Please give the listing again, word for word, with nothing left out.

• _STORED RECORDS_
+===+

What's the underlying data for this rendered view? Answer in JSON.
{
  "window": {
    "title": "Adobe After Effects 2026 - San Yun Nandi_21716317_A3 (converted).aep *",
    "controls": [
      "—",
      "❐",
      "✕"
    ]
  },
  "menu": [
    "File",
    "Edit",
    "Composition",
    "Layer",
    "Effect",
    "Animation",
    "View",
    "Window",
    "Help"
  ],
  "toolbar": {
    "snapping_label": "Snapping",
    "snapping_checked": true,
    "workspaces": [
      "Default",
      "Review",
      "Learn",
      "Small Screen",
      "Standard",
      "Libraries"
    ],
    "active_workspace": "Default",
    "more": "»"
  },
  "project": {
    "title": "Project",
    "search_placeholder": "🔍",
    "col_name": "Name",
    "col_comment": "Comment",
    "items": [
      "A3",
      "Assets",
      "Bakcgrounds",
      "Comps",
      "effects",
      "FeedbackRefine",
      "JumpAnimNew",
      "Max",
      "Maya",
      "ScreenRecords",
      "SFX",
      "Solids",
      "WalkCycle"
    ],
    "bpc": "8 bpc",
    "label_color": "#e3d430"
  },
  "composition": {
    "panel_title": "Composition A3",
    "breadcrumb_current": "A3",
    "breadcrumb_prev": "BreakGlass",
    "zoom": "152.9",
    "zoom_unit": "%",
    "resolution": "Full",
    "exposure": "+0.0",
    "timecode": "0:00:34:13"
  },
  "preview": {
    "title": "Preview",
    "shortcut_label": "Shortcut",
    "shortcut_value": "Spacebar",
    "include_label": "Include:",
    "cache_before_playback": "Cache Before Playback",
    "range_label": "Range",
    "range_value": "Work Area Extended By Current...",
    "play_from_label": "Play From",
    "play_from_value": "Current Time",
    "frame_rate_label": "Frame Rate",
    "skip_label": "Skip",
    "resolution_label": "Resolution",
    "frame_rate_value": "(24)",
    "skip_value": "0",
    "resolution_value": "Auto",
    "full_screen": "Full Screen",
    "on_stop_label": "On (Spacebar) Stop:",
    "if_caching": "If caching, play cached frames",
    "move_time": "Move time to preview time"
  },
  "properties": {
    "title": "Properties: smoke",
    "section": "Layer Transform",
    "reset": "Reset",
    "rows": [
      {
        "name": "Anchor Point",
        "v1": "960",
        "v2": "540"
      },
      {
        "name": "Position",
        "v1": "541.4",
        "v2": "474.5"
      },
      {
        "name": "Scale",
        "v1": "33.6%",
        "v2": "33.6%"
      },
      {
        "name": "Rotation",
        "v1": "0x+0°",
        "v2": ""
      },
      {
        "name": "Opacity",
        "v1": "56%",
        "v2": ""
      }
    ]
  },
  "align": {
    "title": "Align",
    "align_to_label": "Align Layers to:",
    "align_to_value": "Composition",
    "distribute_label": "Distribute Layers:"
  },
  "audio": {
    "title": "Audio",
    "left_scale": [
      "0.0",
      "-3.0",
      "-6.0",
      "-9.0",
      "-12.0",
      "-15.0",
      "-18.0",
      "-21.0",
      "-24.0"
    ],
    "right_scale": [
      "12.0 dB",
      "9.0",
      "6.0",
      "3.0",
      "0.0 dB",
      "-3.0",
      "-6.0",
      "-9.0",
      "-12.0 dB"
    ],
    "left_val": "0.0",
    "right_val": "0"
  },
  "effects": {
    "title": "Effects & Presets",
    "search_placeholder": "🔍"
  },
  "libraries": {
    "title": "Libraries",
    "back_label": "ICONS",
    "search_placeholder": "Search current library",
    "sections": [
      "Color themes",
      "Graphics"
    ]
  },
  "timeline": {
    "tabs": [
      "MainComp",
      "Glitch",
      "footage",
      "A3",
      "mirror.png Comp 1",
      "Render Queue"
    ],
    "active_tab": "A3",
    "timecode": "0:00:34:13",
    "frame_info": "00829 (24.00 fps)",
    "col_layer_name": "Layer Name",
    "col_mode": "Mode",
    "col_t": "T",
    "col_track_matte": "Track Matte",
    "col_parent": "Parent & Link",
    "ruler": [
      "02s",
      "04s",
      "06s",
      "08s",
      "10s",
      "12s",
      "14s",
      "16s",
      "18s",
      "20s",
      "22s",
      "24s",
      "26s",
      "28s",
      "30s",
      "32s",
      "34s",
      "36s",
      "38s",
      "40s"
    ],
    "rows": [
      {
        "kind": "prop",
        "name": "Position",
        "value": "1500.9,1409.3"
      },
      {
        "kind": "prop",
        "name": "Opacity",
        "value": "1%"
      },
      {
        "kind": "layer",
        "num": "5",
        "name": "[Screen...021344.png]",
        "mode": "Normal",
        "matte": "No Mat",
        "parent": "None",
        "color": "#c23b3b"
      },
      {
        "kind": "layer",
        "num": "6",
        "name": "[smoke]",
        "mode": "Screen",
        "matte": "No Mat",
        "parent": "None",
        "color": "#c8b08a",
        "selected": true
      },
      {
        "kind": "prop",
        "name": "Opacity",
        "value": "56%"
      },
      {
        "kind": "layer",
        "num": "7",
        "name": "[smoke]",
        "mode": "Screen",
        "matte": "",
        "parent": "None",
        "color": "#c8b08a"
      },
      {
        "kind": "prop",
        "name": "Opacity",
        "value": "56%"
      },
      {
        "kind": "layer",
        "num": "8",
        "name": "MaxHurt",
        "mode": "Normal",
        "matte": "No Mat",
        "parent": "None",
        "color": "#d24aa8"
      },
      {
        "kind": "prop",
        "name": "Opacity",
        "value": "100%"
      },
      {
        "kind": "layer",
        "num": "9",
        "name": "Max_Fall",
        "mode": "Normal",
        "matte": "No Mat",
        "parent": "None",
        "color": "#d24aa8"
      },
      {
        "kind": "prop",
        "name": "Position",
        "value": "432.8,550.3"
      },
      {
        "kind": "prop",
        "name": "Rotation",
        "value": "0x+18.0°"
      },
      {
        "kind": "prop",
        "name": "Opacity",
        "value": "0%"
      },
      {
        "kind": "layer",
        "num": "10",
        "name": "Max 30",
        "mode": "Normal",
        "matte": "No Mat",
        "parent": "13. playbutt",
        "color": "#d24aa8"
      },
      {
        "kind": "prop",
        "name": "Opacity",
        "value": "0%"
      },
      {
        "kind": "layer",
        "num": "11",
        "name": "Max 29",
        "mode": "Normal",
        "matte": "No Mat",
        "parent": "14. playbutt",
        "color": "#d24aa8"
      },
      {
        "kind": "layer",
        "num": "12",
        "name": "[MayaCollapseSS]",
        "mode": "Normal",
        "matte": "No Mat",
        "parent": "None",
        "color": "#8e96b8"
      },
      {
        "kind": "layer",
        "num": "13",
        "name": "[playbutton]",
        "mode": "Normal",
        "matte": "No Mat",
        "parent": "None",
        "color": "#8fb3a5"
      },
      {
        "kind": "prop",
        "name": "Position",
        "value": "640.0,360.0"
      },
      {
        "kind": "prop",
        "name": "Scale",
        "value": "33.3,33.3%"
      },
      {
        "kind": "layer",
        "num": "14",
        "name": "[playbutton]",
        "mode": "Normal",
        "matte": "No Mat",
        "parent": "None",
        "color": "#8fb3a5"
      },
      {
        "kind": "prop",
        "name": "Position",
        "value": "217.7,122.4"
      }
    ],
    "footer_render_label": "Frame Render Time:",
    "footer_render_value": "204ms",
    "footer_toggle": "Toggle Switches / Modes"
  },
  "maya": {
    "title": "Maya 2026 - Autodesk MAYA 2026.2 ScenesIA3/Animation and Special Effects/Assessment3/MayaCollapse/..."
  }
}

+===+

• _THE COMPLETED TASK_
What's the underlying data for this rendered view? Answer in JSON.
{
  "window": {
    "title": "Adobe After Effects 2026 - San Yun Nandi_21716317_A3 (converted).aep *",
    "controls": [
      "—",
      "❐",
      "✕"
    ]
  },
  "menu": [
    "File",
    "Edit",
    "Composition",
    "Layer",
    "Effect",
    "Animation",
    "View",
    "Window",
    "Help"
  ],
  "toolbar": {
    "snapping_label": "Snapping",
    "snapping_checked": true,
    "workspaces": [
      "Default",
      "Review",
      "Learn",
      "Small Screen",
      "Standard",
      "Libraries"
    ],
    "active_workspace": "Default",
    "more": "»"
  },
  "project": {
    "title": "Project",
    "search_placeholder": "🔍",
    "col_name": "Name",
    "col_comment": "Comment",
    "items": [
      "A3",
      "Assets",
      "Bakcgrounds",
      "Comps",
      "effects",
      "FeedbackRefine",
      "JumpAnimNew",
      "Max",
      "Maya",
      "ScreenRecords",
      "SFX",
      "Solids",
      "WalkCycle"
    ],
    "bpc": "8 bpc",
    "label_color": "#e3d430"
  },
  "composition": {
    "panel_title": "Composition A3",
    "breadcrumb_current": "A3",
    "breadcrumb_prev": "BreakGlass",
    "zoom": "152.9",
    "zoom_unit": "%",
    "resolution": "Full",
    "exposure": "+0.0",
    "timecode": "0:00:34:13"
  },
  "preview": {
    "title": "Preview",
    "shortcut_label": "Shortcut",
    "shortcut_value": "Spacebar",
    "include_label": "Include:",
    "cache_before_playback": "Cache Before Playback",
    "range_label": "Range",
    "range_value": "Work Area Extended By Current...",
    "play_from_label": "Play From",
    "play_from_value": "Current Time",
    "frame_rate_label": "Frame Rate",
    "skip_label": "Skip",
    "resolution_label": "Resolution",
    "frame_rate_value": "(24)",
    "skip_value": "0",
    "resolution_value": "Auto",
    "full_screen": "Full Screen",
    "on_stop_label": "On (Spacebar) Stop:",
    "if_caching": "If caching, play cached frames",
    "move_time": "Move time to preview time"
  },
  "properties": {
    "title": "Properties: smoke",
    "section": "Layer Transform",
    "reset": "Reset",
    "rows": [
      {
        "name": "Anchor Point",
        "v1": "960",
        "v2": "540"
      },
      {
        "name": "Position",
        "v1": "541.4",
        "v2": "474.5"
      },
      {
        "name": "Scale",
        "v1": "33.6%",
        "v2": "33.6%"
      },
      {
        "name": "Rotation",
        "v1": "0x+0°",
        "v2": ""
      },
      {
        "name": "Opacity",
        "v1": "56%",
        "v2": ""
      }
    ]
  },
  "align": {
    "title": "Align",
    "align_to_label": "Align Layers to:",
    "align_to_value": "Composition",
    "distribute_label": "Distribute Layers:"
  },
  "audio": {
    "title": "Audio",
    "left_scale": [
      "0.0",
      "-3.0",
      "-6.0",
      "-9.0",
      "-12.0",
      "-15.0",
      "-18.0",
      "-21.0",
      "-24.0"
    ],
    "right_scale": [
      "12.0 dB",
      "9.0",
      "6.0",
      "3.0",
      "0.0 dB",
      "-3.0",
      "-6.0",
      "-9.0",
      "-12.0 dB"
    ],
    "left_val": "0.0",
    "right_val": "0"
  },
  "effects": {
    "title": "Effects & Presets",
    "search_placeholder": "🔍"
  },
  "libraries": {
    "title": "Libraries",
    "back_label": "ICONS",
    "search_placeholder": "Search current library",
    "sections": [
      "Color themes",
      "Graphics"
    ]
  },
  "timeline": {
    "tabs": [
      "MainComp",
      "Glitch",
      "footage",
      "A3",
      "mirror.png Comp 1",
      "Render Queue"
    ],
    "active_tab": "A3",
    "timecode": "0:00:34:13",
    "frame_info": "00829 (24.00 fps)",
    "col_layer_name": "Layer Name",
    "col_mode": "Mode",
    "col_t": "T",
    "col_track_matte": "Track Matte",
    "col_parent": "Parent & Link",
    "ruler": [
      "02s",
      "04s",
      "06s",
      "08s",
      "10s",
      "12s",
      "14s",
      "16s",
      "18s",
      "20s",
      "22s",
      "24s",
      "26s",
      "28s",
      "30s",
      "32s",
      "34s",
      "36s",
      "38s",
      "40s"
    ],
    "rows": [
      {
        "kind": "prop",
        "name": "Position",
        "value": "1500.9,1409.3"
      },
      {
        "kind": "prop",
        "name": "Opacity",
        "value": "1%"
      },
      {
        "kind": "layer",
        "num": "5",
        "name": "[Screen...021344.png]",
        "mode": "Normal",
        "matte": "No Mat",
        "parent": "None",
        "color": "#c23b3b"
      },
      {
        "kind": "layer",
        "num": "6",
        "name": "[smoke]",
        "mode": "Screen",
        "matte": "No Mat",
        "parent": "None",
        "color": "#c8b08a",
        "selected": true
      },
      {
        "kind": "prop",
        "name": "Opacity",
        "value": "56%"
      },
      {
        "kind": "layer",
        "num": "7",
        "name": "[smoke]",
        "mode": "Screen",
        "matte": "",
        "parent": "None",
        "color": "#c8b08a"
      },
      {
        "kind": "prop",
        "name": "Opacity",
        "value": "56%"
      },
      {
        "kind": "layer",
        "num": "8",
        "name": "MaxHurt",
        "mode": "Normal",
        "matte": "No Mat",
        "parent": "None",
        "color": "#d24aa8"
      },
      {
        "kind": "prop",
        "name": "Opacity",
        "value": "100%"
      },
      {
        "kind": "layer",
        "num": "9",
        "name": "Max_Fall",
        "mode": "Normal",
        "matte": "No Mat",
        "parent": "None",
        "color": "#d24aa8"
      },
      {
        "kind": "prop",
        "name": "Position",
        "value": "432.8,550.3"
      },
      {
        "kind": "prop",
        "name": "Rotation",
        "value": "0x+18.0°"
      },
      {
        "kind": "prop",
        "name": "Opacity",
        "value": "0%"
      },
      {
        "kind": "layer",
        "num": "10",
        "name": "Max 30",
        "mode": "Normal",
        "matte": "No Mat",
        "parent": "13. playbutt",
        "color": "#d24aa8"
      },
      {
        "kind": "prop",
        "name": "Opacity",
        "value": "0%"
      },
      {
        "kind": "layer",
        "num": "11",
        "name": "Max 29",
        "mode": "Normal",
        "matte": "No Mat",
        "parent": "14. playbutt",
        "color": "#d24aa8"
      },
      {
        "kind": "layer",
        "num": "12",
        "name": "[MayaCollapseSS]",
        "mode": "Normal",
        "matte": "No Mat",
        "parent": "None",
        "color": "#8e96b8"
      },
      {
        "kind": "layer",
        "num": "13",
        "name": "[playbutton]",
        "mode": "Normal",
        "matte": "No Mat",
        "parent": "None",
        "color": "#8fb3a5"
      },
      {
        "kind": "prop",
        "name": "Position",
        "value": "640.0,360.0"
      },
      {
        "kind": "prop",
        "name": "Scale",
        "value": "33.3,33.3%"
      },
      {
        "kind": "layer",
        "num": "14",
        "name": "[playbutton]",
        "mode": "Normal",
        "matte": "No Mat",
        "parent": "None",
        "color": "#8fb3a5"
      },
      {
        "kind": "prop",
        "name": "Position",
        "value": "217.7,122.4"
      }
    ],
    "footer_render_label": "Frame Render Time:",
    "footer_render_value": "204ms",
    "footer_toggle": "Toggle Switches / Modes"
  },
  "maya": {
    "title": "Maya 2026 - Autodesk MAYA 2026.2 ScenesIA3/Animation and Special Effects/Assessment3/MayaCollapse/..."
  }
}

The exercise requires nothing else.